__PROBLEM__.
Each line that follows should be printed again exactly as it stands.

__ENTRIES SHOWN__.
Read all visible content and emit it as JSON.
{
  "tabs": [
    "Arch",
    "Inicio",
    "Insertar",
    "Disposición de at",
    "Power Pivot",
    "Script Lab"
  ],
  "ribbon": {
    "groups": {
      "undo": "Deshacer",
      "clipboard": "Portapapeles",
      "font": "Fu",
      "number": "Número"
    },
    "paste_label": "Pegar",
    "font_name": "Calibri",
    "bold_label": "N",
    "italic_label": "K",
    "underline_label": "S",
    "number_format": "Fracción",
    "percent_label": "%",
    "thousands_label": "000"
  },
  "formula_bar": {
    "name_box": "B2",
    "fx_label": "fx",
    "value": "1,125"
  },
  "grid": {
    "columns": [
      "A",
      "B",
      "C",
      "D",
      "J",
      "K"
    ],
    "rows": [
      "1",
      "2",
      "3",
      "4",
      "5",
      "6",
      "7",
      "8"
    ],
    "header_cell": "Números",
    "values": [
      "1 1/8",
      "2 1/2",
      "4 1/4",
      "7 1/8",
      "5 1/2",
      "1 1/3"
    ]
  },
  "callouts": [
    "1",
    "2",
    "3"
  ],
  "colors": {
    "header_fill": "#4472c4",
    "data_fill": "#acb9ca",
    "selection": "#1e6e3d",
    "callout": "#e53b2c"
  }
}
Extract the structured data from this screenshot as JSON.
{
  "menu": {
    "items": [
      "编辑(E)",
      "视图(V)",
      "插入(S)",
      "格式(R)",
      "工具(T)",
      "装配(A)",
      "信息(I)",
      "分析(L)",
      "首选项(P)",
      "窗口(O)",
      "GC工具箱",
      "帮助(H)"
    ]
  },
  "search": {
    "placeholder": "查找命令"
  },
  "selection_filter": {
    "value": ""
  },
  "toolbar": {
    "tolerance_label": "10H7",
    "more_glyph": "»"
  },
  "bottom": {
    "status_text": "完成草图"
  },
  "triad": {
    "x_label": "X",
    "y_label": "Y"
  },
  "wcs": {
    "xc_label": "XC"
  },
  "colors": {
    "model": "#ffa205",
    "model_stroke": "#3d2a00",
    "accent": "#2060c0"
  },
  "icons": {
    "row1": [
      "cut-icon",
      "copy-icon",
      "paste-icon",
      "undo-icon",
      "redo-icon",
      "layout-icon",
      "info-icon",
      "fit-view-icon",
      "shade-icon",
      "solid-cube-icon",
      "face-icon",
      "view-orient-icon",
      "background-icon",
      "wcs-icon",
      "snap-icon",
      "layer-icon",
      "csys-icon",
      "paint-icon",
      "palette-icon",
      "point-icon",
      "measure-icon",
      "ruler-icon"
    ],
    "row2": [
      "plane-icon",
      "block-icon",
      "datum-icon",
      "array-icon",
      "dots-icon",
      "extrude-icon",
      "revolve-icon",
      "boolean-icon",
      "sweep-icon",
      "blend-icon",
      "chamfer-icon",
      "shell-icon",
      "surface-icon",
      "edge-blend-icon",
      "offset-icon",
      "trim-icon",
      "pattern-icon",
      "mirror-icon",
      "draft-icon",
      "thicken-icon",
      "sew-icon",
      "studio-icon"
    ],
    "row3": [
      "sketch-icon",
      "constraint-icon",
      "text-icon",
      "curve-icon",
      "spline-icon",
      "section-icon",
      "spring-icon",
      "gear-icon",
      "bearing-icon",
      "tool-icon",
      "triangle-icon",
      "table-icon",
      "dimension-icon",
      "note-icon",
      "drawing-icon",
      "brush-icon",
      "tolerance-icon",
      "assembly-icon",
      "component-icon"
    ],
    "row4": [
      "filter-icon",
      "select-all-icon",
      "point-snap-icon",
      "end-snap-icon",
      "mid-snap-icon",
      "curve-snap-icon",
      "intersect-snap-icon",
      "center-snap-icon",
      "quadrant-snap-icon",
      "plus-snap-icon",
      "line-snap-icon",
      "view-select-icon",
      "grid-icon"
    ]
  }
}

__REPLY TO THE EXERCISE__.
Read all visible content and emit it as JSON.
{
  "tabs": [
    "Arch",
    "Inicio",
    "Insertar",
    "Disposición de at",
    "Power Pivot",
    "Script Lab"
  ],
  "ribbon": {
    "groups": {
      "undo": "Deshacer",
      "clipboard": "Portapapeles",
      "font": "Fu",
      "number": "Número"
    },
    "paste_label": "Pegar",
    "font_name": "Calibri",
    "bold_label": "N",
    "italic_label": "K",
    "underline_label": "S",
    "number_format": "Fracción",
    "percent_label": "%",
    "thousands_label": "000"
  },
  "formula_bar": {
    "name_box": "B2",
    "fx_label": "fx",
    "value": "1,125"
  },
  "grid": {
    "columns": [
      "A",
      "B",
      "C",
      "D",
      "J",
      "K"
    ],
    "rows": [
      "1",
      "2",
      "3",
      "4",
      "5",
      "6",
      "7",
      "8"
    ],
    "header_cell": "Números",
    "values": [
      "1 1/8",
      "2 1/2",
      "4 1/4",
      "7 1/8",
      "5 1/2",
      "1 1/3"
    ]
  },
  "callouts": [
    "1",
    "2",
    "3"
  ],
  "colors": {
    "header_fill": "#4472c4",
    "data_fill": "#acb9ca",
    "selection": "#1e6e3d",
    "callout": "#e53b2c"
  }
}
Extract the structured data from this screenshot as JSON.
{
  "menu": {
    "items": [
      "编辑(E)",
      "视图(V)",
      "插入(S)",
      "格式(R)",
      "工具(T)",
      "装配(A)",
      "信息(I)",
      "分析(L)",
      "首选项(P)",
      "窗口(O)",
      "GC工具箱",
      "帮助(H)"
    ]
  },
  "search": {
    "placeholder": "查找命令"
  },
  "selection_filter": {
    "value": ""
  },
  "toolbar": {
    "tolerance_label": "10H7",
    "more_glyph": "»"
  },
  "bottom": {
    "status_text": "完成草图"
  },
  "triad": {
    "x_label": "X",
    "y_label": "Y"
  },
  "wcs": {
    "xc_label": "XC"
  },
  "colors": {
    "model": "#ffa205",
    "model_stroke": "#3d2a00",
    "accent": "#2060c0"
  },
  "icons": {
    "row1": [
      "cut-icon",
      "copy-icon",
      "paste-icon",
      "undo-icon",
      "redo-icon",
      "layout-icon",
      "info-icon",
      "fit-view-icon",
      "shade-icon",
      "solid-cube-icon",
      "face-icon",
      "view-orient-icon",
      "background-icon",
      "wcs-icon",
      "snap-icon",
      "layer-icon",
      "csys-icon",
      "paint-icon",
      "palette-icon",
      "point-icon",
      "measure-icon",
      "ruler-icon"
    ],
    "row2": [
      "plane-icon",
      "block-icon",
      "datum-icon",
      "array-icon",
      "dots-icon",
      "extrude-icon",
      "revolve-icon",
      "boolean-icon",
      "sweep-icon",
      "blend-icon",
      "chamfer-icon",
      "shell-icon",
      "surface-icon",
      "edge-blend-icon",
      "offset-icon",
      "trim-icon",
      "pattern-icon",
      "mirror-icon",
      "draft-icon",
      "thicken-icon",
      "sew-icon",
      "studio-icon"
    ],
    "row3": [
      "sketch-icon",
      "constraint-icon",
      "text-icon",
      "curve-icon",
      "spline-icon",
      "section-icon",
      "spring-icon",
      "gear-icon",
      "bearing-icon",
      "tool-icon",
      "triangle-icon",
      "table-icon",
      "dimension-icon",
      "note-icon",
      "drawing-icon",
      "brush-icon",
      "tolerance-icon",
      "assembly-icon",
      "component-icon"
    ],
    "row4": [
      "filter-icon",
      "select-all-icon",
      "point-snap-icon",
      "end-snap-icon",
      "mid-snap-icon",
      "curve-snap-icon",
      "intersect-snap-icon",
      "center-snap-icon",
      "quadrant-snap-icon",
      "plus-snap-icon",
      "line-snap-icon",
      "view-select-icon",
      "grid-icon"
    ]
  }
}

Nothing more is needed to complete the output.